▶ SUPPLIED PASSAGE:
Real reforms in US policing are slow to emerge as Derek Chauvin’s murder trial puts a spotlight on use-of-force rules
When Daunte Wright became the latest Black person to die at the hands of the police on Sunday, the reaction was swift.
Democrats and progressives, as they had after George Floyd, Breonna Taylor, Philando Castile, Freddie Gray and the dozens of others who were killed by US police in recent years, expressed their outrage and again called for police reforms.
Some, such as Representative Rashida Tlaib, re-upped their call for dismantling US police forces, arguing that they “can’t be reformed”.
It wasn't an accident. Policing in our country is inherently & intentionally racist.
Daunte Wright was met with aggression & violence. I am done with those who condone government funded murder.
No more policing, incarceration, and militarization. It can't be reformed.
— Rashida Tlaib (@RashidaTlaib) April 12, 2021
“It wasn’t an accident. Policing in our country is inherently & intentionally racist,” Tlaib wrote on Twitter Monday. “Daunte Wright was met with aggression & violence. I am done with those who condone government funded murder.
“No more policing, incarceration, and militarization. It can’t be reformed.”
Her sentiments were echoed by Representative Ayanna Pressley, a fellow progressive member of the US House’s “Squad”, a group of four congresswomen of colour.
“From slave patrols to traffic stops. We can’t reform this,” Pressley tweeted.
From slave patrols to traffic stops. We can’t reform this. https://t.co/Z4JV3iWUKF
— Ayanna Pressley (@AyannaPressley) April 12, 2021
Representative Alexandria Ocasio-Cortez spoke out in solidarity with her fellow “Squad” members tweeting, “Cameras, chokehold bans, ‘retraining’ funds, and similar reform measures do not ultimately solve what is a systemic problem.”
Daunte Wright’s killing was not a random, disconnected “accident” – it was the repeated outcome of an indefensible system that grants impunity for state violence, rewards it w/ endlessly growing budgets at the cost of community investment, & targets those who question that order.
— Alexandria Ocasio-Cortez (@AOC) April 13, 2021
Their comments went further than last summer’s calls to “defund the police”, which gained momentum after Floyd’s killing in May 2020.
And despite the “Squad’s” insistence that dismantling the policing system in the US – and not incremental reforms – is the solution, they’re finding themselves severely outnumbered.
Republicans are having a field day with the re-emergence of the “defund” argument, but unlike last year, when some Democratic leaders were slow to denounce the idea, this time around, there is an active effort to distance themselves from it.
President Joe Biden, who was accused during last year’s presidential campaign of supporting the redirection of some police funding, ultimately insisted he is against the notion that policing is beyond reform, something his spokeswoman pointed out clearly on Tuesday.
“That’s not the president’s view,” White House press secretary Jen Psaki told reporters. “The President’s view is that there are necessary, outdated reforms that should be put in place; that there is accountability that needs to happen; that the loss of life is far too high; that these families are suffering around the country; and that the Black community is exhausted from the ongoing threats they feel.”

(Collection entries)
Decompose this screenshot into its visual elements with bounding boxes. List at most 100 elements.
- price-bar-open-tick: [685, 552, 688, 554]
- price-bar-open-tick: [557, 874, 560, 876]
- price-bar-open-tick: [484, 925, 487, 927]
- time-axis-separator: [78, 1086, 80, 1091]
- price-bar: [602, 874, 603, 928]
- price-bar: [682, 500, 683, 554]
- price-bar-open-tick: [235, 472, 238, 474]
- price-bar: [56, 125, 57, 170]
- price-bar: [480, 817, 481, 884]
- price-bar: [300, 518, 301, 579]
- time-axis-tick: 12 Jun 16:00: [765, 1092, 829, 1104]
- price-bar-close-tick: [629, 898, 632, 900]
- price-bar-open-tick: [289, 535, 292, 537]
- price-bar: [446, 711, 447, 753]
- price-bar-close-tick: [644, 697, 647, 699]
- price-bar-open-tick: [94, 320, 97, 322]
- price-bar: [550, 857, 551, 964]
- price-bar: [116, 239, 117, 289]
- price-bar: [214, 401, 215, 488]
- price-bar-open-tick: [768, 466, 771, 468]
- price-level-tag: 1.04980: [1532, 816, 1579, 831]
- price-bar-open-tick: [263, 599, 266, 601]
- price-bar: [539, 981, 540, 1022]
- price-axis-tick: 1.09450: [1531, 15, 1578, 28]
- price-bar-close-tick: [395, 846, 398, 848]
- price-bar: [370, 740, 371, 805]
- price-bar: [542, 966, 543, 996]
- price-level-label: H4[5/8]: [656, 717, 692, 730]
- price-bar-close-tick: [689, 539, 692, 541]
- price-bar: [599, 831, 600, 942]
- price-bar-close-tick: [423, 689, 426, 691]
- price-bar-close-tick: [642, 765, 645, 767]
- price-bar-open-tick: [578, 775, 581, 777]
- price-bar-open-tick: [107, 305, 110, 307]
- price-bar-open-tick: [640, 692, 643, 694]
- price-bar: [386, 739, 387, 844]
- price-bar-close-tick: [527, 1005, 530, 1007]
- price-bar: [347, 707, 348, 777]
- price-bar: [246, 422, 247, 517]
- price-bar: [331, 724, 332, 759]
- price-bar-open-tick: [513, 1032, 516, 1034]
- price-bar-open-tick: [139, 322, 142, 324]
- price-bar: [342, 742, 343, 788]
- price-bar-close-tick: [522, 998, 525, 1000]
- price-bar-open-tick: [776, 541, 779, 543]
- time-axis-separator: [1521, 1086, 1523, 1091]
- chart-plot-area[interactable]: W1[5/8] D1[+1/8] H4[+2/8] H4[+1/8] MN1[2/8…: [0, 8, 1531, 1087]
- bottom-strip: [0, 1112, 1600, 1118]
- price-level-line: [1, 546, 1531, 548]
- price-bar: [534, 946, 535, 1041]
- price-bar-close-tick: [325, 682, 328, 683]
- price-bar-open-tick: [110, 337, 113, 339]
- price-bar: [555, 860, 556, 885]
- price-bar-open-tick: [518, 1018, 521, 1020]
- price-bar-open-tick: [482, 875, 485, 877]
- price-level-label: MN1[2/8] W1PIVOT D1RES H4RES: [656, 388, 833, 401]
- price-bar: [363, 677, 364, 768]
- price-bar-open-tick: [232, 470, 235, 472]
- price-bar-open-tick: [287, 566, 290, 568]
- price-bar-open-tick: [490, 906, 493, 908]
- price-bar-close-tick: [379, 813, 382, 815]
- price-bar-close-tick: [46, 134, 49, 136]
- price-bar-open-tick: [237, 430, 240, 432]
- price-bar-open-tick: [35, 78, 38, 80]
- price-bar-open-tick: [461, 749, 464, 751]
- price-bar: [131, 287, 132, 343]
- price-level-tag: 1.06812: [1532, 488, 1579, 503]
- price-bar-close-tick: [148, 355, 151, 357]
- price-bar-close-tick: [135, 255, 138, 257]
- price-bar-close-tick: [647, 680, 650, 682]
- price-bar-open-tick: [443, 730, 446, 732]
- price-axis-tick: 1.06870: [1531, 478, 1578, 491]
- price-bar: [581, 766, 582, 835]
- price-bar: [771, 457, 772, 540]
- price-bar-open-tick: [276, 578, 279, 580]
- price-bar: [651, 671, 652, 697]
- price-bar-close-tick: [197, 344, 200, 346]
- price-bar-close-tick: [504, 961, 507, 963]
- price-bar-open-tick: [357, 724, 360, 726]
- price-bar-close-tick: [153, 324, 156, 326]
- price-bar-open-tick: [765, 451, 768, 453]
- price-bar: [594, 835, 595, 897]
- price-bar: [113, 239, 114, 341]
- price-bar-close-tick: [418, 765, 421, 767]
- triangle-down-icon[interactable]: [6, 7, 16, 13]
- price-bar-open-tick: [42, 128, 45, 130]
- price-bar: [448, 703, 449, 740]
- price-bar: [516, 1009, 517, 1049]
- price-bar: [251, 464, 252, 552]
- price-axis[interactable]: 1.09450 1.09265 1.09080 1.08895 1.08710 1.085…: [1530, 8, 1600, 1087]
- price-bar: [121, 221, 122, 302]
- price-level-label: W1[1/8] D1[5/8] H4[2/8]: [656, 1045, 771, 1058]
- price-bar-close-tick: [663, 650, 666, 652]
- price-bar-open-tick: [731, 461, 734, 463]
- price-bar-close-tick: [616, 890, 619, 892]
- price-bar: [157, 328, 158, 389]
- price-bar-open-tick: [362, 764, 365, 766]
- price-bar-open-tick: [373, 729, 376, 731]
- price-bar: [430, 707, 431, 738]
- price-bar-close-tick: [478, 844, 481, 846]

▶ LIST OF TASKS:
#1 Extract the passage from the article on US policing reform, from "From slave patrols to traffic stops. We can’t reform this." up to and including "in May 2020.".
#2 Write the next part of the article on US policing reform, starting after its last sentence.

▶ ANSWER SECTION:
#1
From slave patrols to traffic stops. We can’t reform this. https://t.co/Z4JV3iWUKF
— Ayanna Pressley (@AyannaPressley) April 12, 2021
Representative Alexandria Ocasio-Cortez spoke out in solidarity with her fellow “Squad” members tweeting, “Cameras, chokehold bans, ‘retraining’ funds, and similar reform measures do not ultimately solve what is a systemic problem.”
Daunte Wright’s killing was not a random, disconnected “accident” – it was the repeated outcome of an indefensible system that grants impunity for state violence, rewards it w/ endlessly growing budgets at the cost of community investment, & targets those who question that order.
— Alexandria Ocasio-Cortez (@AOC) April 13, 2021
Their comments went further than last summer’s calls to “defund the police”, which gained momentum after Floyd’s killing in May 2020.

#2
House Speaker Nancy Pelosi also distanced herself from the “Squad”, pointing instead to the sweeping George Floyd Justice in Policing Act, which passed the House last month.
“Our legislation provides a solution to systemic racism and does not paint all law enforcement with the same brush,” Pelosi said in a statement to Fox News.
It became clear after last summer’s violent protests that any calls to weaken or eliminate police forces were not going to pay political dividends.
Republicans, including then-President Donald Trump, seized on the “defund” issue and incessantly hammered Democrats, even those not calling for cutting police funding.
It led Democratic leaders to believe that rhetoric actually hurt them at the polls last November. Key African-American House leaders such as James Clyburn, the number 3 Democrat in the House, and Cedric Richmond, who later became a Biden adviser, blamed the progressives’ “defund” rhetoric for costing Democrats House seats in battleground districts.
And while the jury is still out as to whether that issue was a key reason for those Democratic losses, polling since reveals that the idea is a political loser.
An Ipsos/USA Today poll released last month showed only 18 percent of Americans supported “defund the police” including only 28 percent of African Americans and 34 percent of Democrats.
Numbers like that aren’t lost on politicians who are looking to keep their jobs or are trying to help their party gain seats in competitive elections.
They’re also not lost on elected officials who have entertained, or even implemented, defunding policies and then saw crime spike in their cities or states.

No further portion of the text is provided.